- **Goal**
Select all lines with the string "Oefenen" in them, and copy those lines.

--------------------

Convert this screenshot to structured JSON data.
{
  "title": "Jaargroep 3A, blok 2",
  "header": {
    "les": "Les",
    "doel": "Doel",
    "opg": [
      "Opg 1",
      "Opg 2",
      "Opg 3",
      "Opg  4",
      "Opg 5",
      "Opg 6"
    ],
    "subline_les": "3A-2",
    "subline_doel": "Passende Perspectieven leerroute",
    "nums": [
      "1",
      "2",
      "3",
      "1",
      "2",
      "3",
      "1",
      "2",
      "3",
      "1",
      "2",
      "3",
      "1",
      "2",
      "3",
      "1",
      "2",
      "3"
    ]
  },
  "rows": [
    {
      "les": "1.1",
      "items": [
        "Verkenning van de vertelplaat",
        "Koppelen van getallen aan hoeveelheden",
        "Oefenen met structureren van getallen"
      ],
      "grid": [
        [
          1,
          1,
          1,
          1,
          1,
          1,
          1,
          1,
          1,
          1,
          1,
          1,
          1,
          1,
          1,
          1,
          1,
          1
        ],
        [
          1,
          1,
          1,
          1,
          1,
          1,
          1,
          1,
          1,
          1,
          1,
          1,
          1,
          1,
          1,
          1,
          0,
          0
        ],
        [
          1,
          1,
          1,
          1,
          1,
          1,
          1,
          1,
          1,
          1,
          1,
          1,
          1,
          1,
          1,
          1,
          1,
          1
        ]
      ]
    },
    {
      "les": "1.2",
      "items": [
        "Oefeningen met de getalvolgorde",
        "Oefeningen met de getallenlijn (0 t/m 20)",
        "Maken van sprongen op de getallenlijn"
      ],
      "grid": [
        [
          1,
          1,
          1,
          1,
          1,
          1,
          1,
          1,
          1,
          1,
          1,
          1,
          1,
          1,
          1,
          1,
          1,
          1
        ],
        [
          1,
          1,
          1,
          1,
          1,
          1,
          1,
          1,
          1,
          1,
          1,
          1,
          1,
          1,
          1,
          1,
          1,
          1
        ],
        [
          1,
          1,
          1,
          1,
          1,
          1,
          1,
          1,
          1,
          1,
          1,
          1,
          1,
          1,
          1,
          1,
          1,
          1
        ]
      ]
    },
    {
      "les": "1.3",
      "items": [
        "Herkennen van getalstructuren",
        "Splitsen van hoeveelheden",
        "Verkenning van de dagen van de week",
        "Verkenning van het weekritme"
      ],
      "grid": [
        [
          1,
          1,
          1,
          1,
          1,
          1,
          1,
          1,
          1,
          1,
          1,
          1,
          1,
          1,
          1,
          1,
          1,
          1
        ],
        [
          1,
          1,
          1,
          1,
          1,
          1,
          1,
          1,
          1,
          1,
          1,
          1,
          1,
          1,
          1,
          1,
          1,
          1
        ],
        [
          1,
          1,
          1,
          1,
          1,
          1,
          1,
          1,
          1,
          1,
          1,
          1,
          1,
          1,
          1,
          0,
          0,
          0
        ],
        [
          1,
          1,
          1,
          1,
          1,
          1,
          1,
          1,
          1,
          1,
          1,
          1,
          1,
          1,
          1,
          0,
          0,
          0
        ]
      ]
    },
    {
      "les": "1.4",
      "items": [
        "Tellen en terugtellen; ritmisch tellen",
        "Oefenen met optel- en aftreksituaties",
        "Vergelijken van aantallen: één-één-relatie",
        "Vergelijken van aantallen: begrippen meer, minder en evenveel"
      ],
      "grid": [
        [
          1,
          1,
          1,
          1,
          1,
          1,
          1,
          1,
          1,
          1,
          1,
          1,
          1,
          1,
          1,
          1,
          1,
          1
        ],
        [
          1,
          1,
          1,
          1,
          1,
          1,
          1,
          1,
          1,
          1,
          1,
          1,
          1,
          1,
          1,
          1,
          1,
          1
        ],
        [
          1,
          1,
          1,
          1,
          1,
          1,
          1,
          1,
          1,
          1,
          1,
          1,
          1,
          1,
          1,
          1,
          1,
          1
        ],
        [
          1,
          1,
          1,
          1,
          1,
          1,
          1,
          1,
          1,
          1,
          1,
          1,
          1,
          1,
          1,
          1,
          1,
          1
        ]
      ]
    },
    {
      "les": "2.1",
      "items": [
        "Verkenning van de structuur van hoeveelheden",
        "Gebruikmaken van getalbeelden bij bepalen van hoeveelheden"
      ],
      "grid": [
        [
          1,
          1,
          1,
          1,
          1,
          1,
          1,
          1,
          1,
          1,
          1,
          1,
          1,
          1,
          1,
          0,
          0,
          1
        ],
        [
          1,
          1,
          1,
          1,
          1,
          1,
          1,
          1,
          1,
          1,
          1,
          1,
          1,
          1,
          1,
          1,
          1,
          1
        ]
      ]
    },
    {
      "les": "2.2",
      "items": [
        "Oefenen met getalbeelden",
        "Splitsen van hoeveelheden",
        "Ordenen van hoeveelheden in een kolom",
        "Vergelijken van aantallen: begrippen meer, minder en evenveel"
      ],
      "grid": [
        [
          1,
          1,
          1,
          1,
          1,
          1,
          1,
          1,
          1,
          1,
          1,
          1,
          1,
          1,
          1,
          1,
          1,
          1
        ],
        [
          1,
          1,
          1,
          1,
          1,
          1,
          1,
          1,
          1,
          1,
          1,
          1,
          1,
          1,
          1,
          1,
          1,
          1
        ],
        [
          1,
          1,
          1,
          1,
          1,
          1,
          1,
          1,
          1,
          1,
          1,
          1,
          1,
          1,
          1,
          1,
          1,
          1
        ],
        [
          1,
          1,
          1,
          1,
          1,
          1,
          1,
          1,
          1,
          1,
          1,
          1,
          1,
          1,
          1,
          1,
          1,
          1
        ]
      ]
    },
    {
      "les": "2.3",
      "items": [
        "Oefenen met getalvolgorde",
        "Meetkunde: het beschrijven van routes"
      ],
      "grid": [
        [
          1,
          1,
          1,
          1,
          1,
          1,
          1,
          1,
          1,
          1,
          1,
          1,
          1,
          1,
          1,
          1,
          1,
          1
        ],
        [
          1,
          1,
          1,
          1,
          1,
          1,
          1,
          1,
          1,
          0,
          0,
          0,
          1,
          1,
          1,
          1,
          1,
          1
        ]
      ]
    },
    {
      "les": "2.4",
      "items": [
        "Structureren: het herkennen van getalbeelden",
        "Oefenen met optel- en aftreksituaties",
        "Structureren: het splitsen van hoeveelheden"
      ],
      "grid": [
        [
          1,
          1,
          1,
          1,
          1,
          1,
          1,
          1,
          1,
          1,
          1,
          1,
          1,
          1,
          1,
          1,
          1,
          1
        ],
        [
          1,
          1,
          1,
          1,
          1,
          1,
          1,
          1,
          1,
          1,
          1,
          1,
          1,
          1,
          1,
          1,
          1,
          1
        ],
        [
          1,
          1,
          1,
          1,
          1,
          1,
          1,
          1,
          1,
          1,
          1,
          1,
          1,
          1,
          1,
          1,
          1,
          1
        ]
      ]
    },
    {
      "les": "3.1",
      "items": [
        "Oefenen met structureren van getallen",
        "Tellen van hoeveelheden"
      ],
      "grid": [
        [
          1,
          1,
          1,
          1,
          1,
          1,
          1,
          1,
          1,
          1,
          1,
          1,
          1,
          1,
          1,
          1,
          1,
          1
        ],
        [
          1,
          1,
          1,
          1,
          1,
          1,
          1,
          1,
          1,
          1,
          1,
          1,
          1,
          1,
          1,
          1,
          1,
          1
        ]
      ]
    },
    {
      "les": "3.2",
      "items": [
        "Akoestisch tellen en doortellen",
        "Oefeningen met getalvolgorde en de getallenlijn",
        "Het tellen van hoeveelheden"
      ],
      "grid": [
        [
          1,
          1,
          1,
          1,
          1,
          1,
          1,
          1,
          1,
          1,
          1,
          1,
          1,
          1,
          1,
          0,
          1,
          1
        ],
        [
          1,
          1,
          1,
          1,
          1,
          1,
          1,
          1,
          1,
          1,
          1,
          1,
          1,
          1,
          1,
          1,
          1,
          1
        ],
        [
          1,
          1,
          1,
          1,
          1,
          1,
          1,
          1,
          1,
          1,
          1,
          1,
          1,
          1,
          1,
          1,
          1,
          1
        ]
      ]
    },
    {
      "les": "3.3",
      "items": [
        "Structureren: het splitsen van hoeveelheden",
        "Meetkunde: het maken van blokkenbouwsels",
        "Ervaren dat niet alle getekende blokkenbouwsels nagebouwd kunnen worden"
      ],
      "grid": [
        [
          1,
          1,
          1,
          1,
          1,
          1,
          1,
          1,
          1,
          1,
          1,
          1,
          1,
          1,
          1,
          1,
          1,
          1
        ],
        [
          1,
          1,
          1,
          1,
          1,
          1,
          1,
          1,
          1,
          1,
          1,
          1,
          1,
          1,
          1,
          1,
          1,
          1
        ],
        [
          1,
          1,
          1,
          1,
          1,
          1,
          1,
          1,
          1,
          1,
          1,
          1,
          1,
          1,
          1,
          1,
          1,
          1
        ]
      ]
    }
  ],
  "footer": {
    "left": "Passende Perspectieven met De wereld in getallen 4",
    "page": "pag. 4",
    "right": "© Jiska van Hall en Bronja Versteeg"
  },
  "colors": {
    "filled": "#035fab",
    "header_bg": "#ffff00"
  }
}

--------------------

- **Task output**
        "Oefenen met structureren van getallen"
        "Oefenen met optel- en aftreksituaties",
        "Oefenen met getalbeelden",
        "Oefenen met getalvolgorde",
        "Oefenen met optel- en aftreksituaties",
        "Oefenen met structureren van getallen",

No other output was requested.